**Task goal:**
Each record is to be transcribed exactly.
━━━━━ Data supplied ━━━━━
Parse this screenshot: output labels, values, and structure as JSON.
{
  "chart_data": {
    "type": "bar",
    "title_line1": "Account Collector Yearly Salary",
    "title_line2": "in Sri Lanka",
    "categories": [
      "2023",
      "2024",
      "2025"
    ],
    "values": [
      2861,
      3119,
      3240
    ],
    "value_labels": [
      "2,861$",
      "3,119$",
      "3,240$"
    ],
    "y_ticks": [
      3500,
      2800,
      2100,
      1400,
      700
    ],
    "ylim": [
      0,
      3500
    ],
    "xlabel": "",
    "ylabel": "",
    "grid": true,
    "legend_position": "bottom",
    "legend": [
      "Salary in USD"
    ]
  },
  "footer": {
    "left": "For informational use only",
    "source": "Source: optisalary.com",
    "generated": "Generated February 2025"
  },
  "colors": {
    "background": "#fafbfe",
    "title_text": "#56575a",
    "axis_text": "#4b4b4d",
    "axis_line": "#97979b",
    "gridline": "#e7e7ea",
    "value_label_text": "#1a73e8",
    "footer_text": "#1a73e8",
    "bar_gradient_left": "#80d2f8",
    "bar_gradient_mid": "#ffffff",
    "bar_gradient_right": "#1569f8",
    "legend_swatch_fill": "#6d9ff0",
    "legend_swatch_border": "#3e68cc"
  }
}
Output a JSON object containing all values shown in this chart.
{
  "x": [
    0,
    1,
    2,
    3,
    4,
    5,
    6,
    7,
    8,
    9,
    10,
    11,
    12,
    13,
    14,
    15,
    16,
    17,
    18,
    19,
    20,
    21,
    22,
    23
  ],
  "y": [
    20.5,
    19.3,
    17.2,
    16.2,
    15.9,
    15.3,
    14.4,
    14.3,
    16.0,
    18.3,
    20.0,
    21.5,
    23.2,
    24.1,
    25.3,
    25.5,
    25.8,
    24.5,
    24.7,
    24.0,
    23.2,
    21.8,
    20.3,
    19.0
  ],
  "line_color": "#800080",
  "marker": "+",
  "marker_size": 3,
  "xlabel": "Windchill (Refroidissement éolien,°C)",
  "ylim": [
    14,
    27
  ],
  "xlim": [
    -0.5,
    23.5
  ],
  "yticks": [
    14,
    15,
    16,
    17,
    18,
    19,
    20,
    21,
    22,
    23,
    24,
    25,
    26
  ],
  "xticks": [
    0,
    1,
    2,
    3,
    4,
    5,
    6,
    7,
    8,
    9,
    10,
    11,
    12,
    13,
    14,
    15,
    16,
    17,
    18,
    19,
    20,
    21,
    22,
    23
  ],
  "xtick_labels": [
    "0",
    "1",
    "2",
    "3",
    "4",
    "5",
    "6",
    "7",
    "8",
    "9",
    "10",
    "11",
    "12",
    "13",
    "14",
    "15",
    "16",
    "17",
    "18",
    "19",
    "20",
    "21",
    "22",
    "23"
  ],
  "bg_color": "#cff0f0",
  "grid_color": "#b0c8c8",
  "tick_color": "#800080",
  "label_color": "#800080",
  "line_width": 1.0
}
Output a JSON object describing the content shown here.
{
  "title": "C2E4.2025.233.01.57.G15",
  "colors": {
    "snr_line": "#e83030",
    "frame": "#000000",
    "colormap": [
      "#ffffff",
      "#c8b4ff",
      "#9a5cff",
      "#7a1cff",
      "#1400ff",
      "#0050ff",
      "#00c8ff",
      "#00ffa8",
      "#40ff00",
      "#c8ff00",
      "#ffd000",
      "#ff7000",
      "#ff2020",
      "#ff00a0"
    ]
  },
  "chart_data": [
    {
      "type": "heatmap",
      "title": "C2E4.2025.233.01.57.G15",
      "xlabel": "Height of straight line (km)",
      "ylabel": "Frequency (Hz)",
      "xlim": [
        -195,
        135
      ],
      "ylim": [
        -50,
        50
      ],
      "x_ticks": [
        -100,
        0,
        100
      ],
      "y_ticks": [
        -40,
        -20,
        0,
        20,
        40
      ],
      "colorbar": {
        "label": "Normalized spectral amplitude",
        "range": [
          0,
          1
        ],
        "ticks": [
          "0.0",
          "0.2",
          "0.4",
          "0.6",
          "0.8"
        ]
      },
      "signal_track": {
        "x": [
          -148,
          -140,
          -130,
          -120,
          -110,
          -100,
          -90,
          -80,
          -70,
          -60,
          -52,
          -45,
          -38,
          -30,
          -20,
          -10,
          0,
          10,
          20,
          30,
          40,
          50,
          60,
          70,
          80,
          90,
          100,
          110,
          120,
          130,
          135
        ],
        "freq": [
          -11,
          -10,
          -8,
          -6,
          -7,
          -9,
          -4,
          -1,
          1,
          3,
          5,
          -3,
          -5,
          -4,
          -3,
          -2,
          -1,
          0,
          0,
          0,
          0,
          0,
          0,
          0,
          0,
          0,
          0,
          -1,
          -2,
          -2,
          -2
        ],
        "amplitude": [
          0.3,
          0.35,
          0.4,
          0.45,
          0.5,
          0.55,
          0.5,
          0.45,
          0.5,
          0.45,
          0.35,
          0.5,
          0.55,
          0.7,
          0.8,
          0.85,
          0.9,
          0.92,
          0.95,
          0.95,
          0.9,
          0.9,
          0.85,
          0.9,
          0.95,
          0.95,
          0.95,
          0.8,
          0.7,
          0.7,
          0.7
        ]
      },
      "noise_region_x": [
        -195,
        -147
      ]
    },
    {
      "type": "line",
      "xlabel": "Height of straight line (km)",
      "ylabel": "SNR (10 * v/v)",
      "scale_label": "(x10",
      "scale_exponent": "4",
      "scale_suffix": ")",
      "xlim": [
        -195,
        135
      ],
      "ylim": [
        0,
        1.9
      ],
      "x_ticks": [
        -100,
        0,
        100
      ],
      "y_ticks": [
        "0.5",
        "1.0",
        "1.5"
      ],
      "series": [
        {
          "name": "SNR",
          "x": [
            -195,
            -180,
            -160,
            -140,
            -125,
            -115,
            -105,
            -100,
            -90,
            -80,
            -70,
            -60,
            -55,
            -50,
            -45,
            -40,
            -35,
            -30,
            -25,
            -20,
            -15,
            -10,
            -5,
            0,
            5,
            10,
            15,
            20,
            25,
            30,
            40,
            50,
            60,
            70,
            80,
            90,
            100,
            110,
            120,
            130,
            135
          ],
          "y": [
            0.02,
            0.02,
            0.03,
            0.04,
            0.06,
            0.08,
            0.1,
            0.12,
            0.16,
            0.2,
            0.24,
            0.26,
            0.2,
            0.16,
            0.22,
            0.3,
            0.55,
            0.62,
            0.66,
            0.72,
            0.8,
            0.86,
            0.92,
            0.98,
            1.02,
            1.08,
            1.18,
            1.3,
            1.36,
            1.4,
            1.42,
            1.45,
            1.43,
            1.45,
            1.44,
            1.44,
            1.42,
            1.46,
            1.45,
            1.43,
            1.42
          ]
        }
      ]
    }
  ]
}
━━━━━
**Solution to the problem:**
Parse this screenshot: output labels, values, and structure as JSON.
{
  "chart_data": {
    "type": "bar",
    "title_line1": "Account Collector Yearly Salary",
    "title_line2": "in Sri Lanka",
    "categories": [
      "2023",
      "2024",
      "2025"
    ],
    "values": [
      2861,
      3119,
      3240
    ],
    "value_labels": [
      "2,861$",
      "3,119$",
      "3,240$"
    ],
    "y_ticks": [
      3500,
      2800,
      2100,
      1400,
      700
    ],
    "ylim": [
      0,
      3500
    ],
    "xlabel": "",
    "ylabel": "",
    "grid": true,
    "legend_position": "bottom",
    "legend": [
      "Salary in USD"
    ]
  },
  "footer": {
    "left": "For informational use only",
    "source": "Source: optisalary.com",
    "generated": "Generated February 2025"
  },
  "colors": {
    "background": "#fafbfe",
    "title_text": "#56575a",
    "axis_text": "#4b4b4d",
    "axis_line": "#97979b",
    "gridline": "#e7e7ea",
    "value_label_text": "#1a73e8",
    "footer_text": "#1a73e8",
    "bar_gradient_left": "#80d2f8",
    "bar_gradient_mid": "#ffffff",
    "bar_gradient_right": "#1569f8",
    "legend_swatch_fill": "#6d9ff0",
    "legend_swatch_border": "#3e68cc"
  }
}
Output a JSON object containing all values shown in this chart.
{
  "x": [
    0,
    1,
    2,
    3,
    4,
    5,
    6,
    7,
    8,
    9,
    10,
    11,
    12,
    13,
    14,
    15,
    16,
    17,
    18,
    19,
    20,
    21,
    22,
    23
  ],
  "y": [
    20.5,
    19.3,
    17.2,
    16.2,
    15.9,
    15.3,
    14.4,
    14.3,
    16.0,
    18.3,
    20.0,
    21.5,
    23.2,
    24.1,
    25.3,
    25.5,
    25.8,
    24.5,
    24.7,
    24.0,
    23.2,
    21.8,
    20.3,
    19.0
  ],
  "line_color": "#800080",
  "marker": "+",
  "marker_size": 3,
  "xlabel": "Windchill (Refroidissement éolien,°C)",
  "ylim": [
    14,
    27
  ],
  "xlim": [
    -0.5,
    23.5
  ],
  "yticks": [
    14,
    15,
    16,
    17,
    18,
    19,
    20,
    21,
    22,
    23,
    24,
    25,
    26
  ],
  "xticks": [
    0,
    1,
    2,
    3,
    4,
    5,
    6,
    7,
    8,
    9,
    10,
    11,
    12,
    13,
    14,
    15,
    16,
    17,
    18,
    19,
    20,
    21,
    22,
    23
  ],
  "xtick_labels": [
    "0",
    "1",
    "2",
    "3",
    "4",
    "5",
    "6",
    "7",
    "8",
    "9",
    "10",
    "11",
    "12",
    "13",
    "14",
    "15",
    "16",
    "17",
    "18",
    "19",
    "20",
    "21",
    "22",
    "23"
  ],
  "bg_color": "#cff0f0",
  "grid_color": "#b0c8c8",
  "tick_color": "#800080",
  "label_color": "#800080",
  "line_width": 1.0
}
Output a JSON object describing the content shown here.
{
  "title": "C2E4.2025.233.01.57.G15",
  "colors": {
    "snr_line": "#e83030",
    "frame": "#000000",
    "colormap": [
      "#ffffff",
      "#c8b4ff",
      "#9a5cff",
      "#7a1cff",
      "#1400ff",
      "#0050ff",
      "#00c8ff",
      "#00ffa8",
      "#40ff00",
      "#c8ff00",
      "#ffd000",
      "#ff7000",
      "#ff2020",
      "#ff00a0"
    ]
  },
  "chart_data": [
    {
      "type": "heatmap",
      "title": "C2E4.2025.233.01.57.G15",
      "xlabel": "Height of straight line (km)",
      "ylabel": "Frequency (Hz)",
      "xlim": [
        -195,
        135
      ],
      "ylim": [
        -50,
        50
      ],
      "x_ticks": [
        -100,
        0,
        100
      ],
      "y_ticks": [
        -40,
        -20,
        0,
        20,
        40
      ],
      "colorbar": {
        "label": "Normalized spectral amplitude",
        "range": [
          0,
          1
        ],
        "ticks": [
          "0.0",
          "0.2",
          "0.4",
          "0.6",
          "0.8"
        ]
      },
      "signal_track": {
        "x": [
          -148,
          -140,
          -130,
          -120,
          -110,
          -100,
          -90,
          -80,
          -70,
          -60,
          -52,
          -45,
          -38,
          -30,
          -20,
          -10,
          0,
          10,
          20,
          30,
          40,
          50,
          60,
          70,
          80,
          90,
          100,
          110,
          120,
          130,
          135
        ],
        "freq": [
          -11,
          -10,
          -8,
          -6,
          -7,
          -9,
          -4,
          -1,
          1,
          3,
          5,
          -3,
          -5,
          -4,
          -3,
          -2,
          -1,
          0,
          0,
          0,
          0,
          0,
          0,
          0,
          0,
          0,
          0,
          -1,
          -2,
          -2,
          -2
        ],
        "amplitude": [
          0.3,
          0.35,
          0.4,
          0.45,
          0.5,
          0.55,
          0.5,
          0.45,
          0.5,
          0.45,
          0.35,
          0.5,
          0.55,
          0.7,
          0.8,
          0.85,
          0.9,
          0.92,
          0.95,
          0.95,
          0.9,
          0.9,
          0.85,
          0.9,
          0.95,
          0.95,
          0.95,
          0.8,
          0.7,
          0.7,
          0.7
        ]
      },
      "noise_region_x": [
        -195,
        -147
      ]
    },
    {
      "type": "line",
      "xlabel": "Height of straight line (km)",
      "ylabel": "SNR (10 * v/v)",
      "scale_label": "(x10",
      "scale_exponent": "4",
      "scale_suffix": ")",
      "xlim": [
        -195,
        135
      ],
      "ylim": [
        0,
        1.9
      ],
      "x_ticks": [
        -100,
        0,
        100
      ],
      "y_ticks": [
        "0.5",
        "1.0",
        "1.5"
      ],
      "series": [
        {
          "name": "SNR",
          "x": [
            -195,
            -180,
            -160,
            -140,
            -125,
            -115,
            -105,
            -100,
            -90,
            -80,
            -70,
            -60,
            -55,
            -50,
            -45,
            -40,
            -35,
            -30,
            -25,
            -20,
            -15,
            -10,
            -5,
            0,
            5,
            10,
            15,
            20,
            25,
            30,
            40,
            50,
            60,
            70,
            80,
            90,
            100,
            110,
            120,
            130,
            135
          ],
          "y": [
            0.02,
            0.02,
            0.03,
            0.04,
            0.06,
            0.08,
            0.1,
            0.12,
            0.16,
            0.2,
            0.24,
            0.26,
            0.2,
            0.16,
            0.22,
            0.3,
            0.55,
            0.62,
            0.66,
            0.72,
            0.8,
            0.86,
            0.92,
            0.98,
            1.02,
            1.08,
            1.18,
            1.3,
            1.36,
            1.4,
            1.42,
            1.45,
            1.43,
            1.45,
            1.44,
            1.44,
            1.42,
            1.46,
            1.45,
            1.43,
            1.42
          ]
        }
      ]
    }
  ]
}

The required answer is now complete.